## [WHAT TO PRODUCE]
Repeat the listing that follows, character for character, minus the pictures.

── MATERIAL FOR THIS EXERCISE ──

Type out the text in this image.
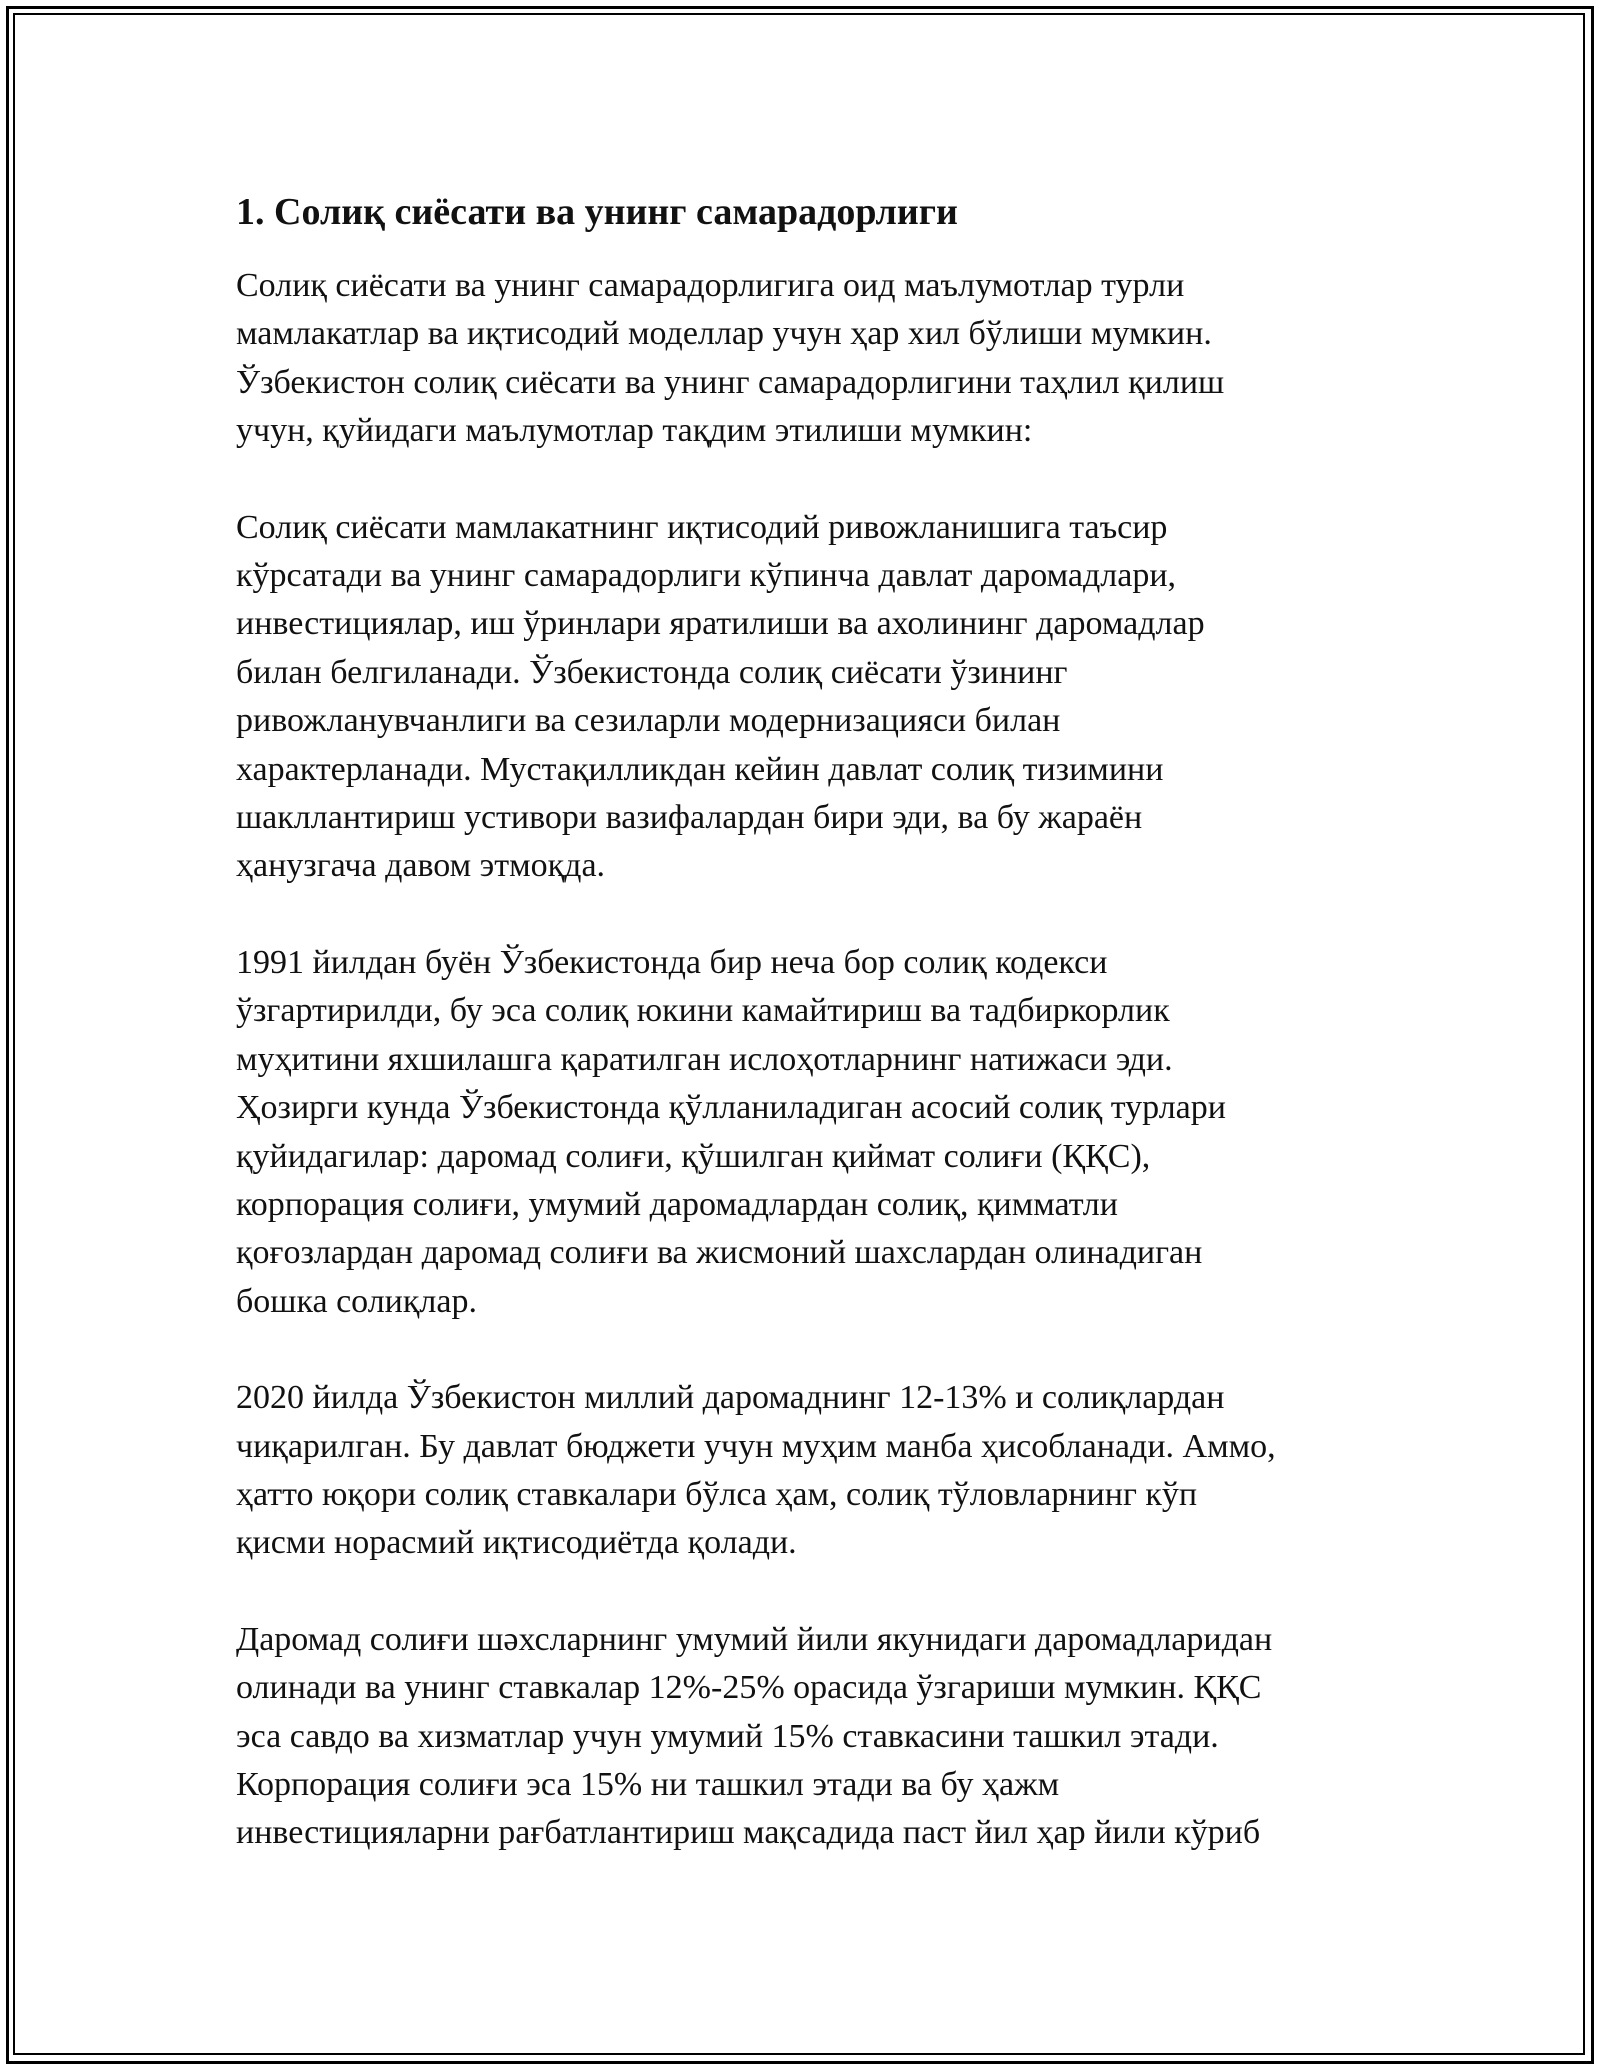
1. Солиқ сиёсати ва унинг самарадорлиги

Солиқ сиёсати ва унинг самарадорлигига оид маълумотлар турли
мамлакатлар ва иқтисодий моделлар учун ҳар хил бўлиши мумкин.
Ўзбекистон солиқ сиёсати ва унинг самарадорлигини таҳлил қилиш
учун, қуйидаги маълумотлар тақдим этилиши мумкин:

Солиқ сиёсати мамлакатнинг иқтисодий ривожланишига таъсир
кўрсатади ва унинг самарадорлиги кўпинча давлат даромадлари,
инвестициялар, иш ўринлари яратилиши ва ахолининг даромадлар
билан белгиланади. Ўзбекистонда солиқ сиёсати ўзининг
ривожланувчанлиги ва сезиларли модернизацияси билан
характерланади. Мустақилликдан кейин давлат солиқ тизимини
шакллантириш устивори вазифалардан бири эди, ва бу жараён
ҳанузгача давом этмоқда.

1991 йилдан буён Ўзбекистонда бир неча бор солиқ кодекси
ўзгартирилди, бу эса солиқ юкини камайтириш ва тадбиркорлик
муҳитини яхшилашга қаратилган ислоҳотларнинг натижаси эди.
Ҳозирги кунда Ўзбекистонда қўлланиладиган асосий солиқ турлари
қуйидагилар: даромад солиғи, қўшилган қиймат солиғи (ҚҚС),
корпорация солиғи, умумий даромадлардан солиқ, қимматли
қоғозлардан даромад солиғи ва жисмоний шахслардан олинадиган
бошка солиқлар.

2020 йилда Ўзбекистон миллий даромаднинг 12-13% и солиқлардан
чиқарилган. Бу давлат бюджети учун муҳим манба ҳисобланади. Аммо,
ҳатто юқори солиқ ставкалари бўлса ҳам, солиқ тўловларнинг кўп
қисми норасмий иқтисодиётда қолади.

Даромад солиғи шәхсларнинг умумий йили якунидаги даромадларидан
олинади ва унинг ставкалар 12%-25% орасида ўзгариши мумкин. ҚҚС
эса савдо ва хизматлар учун умумий 15% ставкасини ташкил этади.
Корпорация солиғи эса 15% ни ташкил этади ва бу ҳажм
инвестицияларни рағбатлантириш мақсадида паст йил ҳар йили кўриб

───

## [SOLUTION FOR THIS TASK]
Type out the text in this image.
1. Солиқ сиёсати ва унинг самарадорлиги

Солиқ сиёсати ва унинг самарадорлигига оид маълумотлар турли
мамлакатлар ва иқтисодий моделлар учун ҳар хил бўлиши мумкин.
Ўзбекистон солиқ сиёсати ва унинг самарадорлигини таҳлил қилиш
учун, қуйидаги маълумотлар тақдим этилиши мумкин:

Солиқ сиёсати мамлакатнинг иқтисодий ривожланишига таъсир
кўрсатади ва унинг самарадорлиги кўпинча давлат даромадлари,
инвестициялар, иш ўринлари яратилиши ва ахолининг даромадлар
билан белгиланади. Ўзбекистонда солиқ сиёсати ўзининг
ривожланувчанлиги ва сезиларли модернизацияси билан
характерланади. Мустақилликдан кейин давлат солиқ тизимини
шакллантириш устивори вазифалардан бири эди, ва бу жараён
ҳанузгача давом этмоқда.

1991 йилдан буён Ўзбекистонда бир неча бор солиқ кодекси
ўзгартирилди, бу эса солиқ юкини камайтириш ва тадбиркорлик
муҳитини яхшилашга қаратилган ислоҳотларнинг натижаси эди.
Ҳозирги кунда Ўзбекистонда қўлланиладиган асосий солиқ турлари
қуйидагилар: даромад солиғи, қўшилган қиймат солиғи (ҚҚС),
корпорация солиғи, умумий даромадлардан солиқ, қимматли
қоғозлардан даромад солиғи ва жисмоний шахслардан олинадиган
бошка солиқлар.

2020 йилда Ўзбекистон миллий даромаднинг 12-13% и солиқлардан
чиқарилган. Бу давлат бюджети учун муҳим манба ҳисобланади. Аммо,
ҳатто юқори солиқ ставкалари бўлса ҳам, солиқ тўловларнинг кўп
қисми норасмий иқтисодиётда қолади.

Даромад солиғи шәхсларнинг умумий йили якунидаги даромадларидан
олинади ва унинг ставкалар 12%-25% орасида ўзгариши мумкин. ҚҚС
эса савдо ва хизматлар учун умумий 15% ставкасини ташкил этади.
Корпорация солиғи эса 15% ни ташкил этади ва бу ҳажм
инвестицияларни рағбатлантириш мақсадида паст йил ҳар йили кўриб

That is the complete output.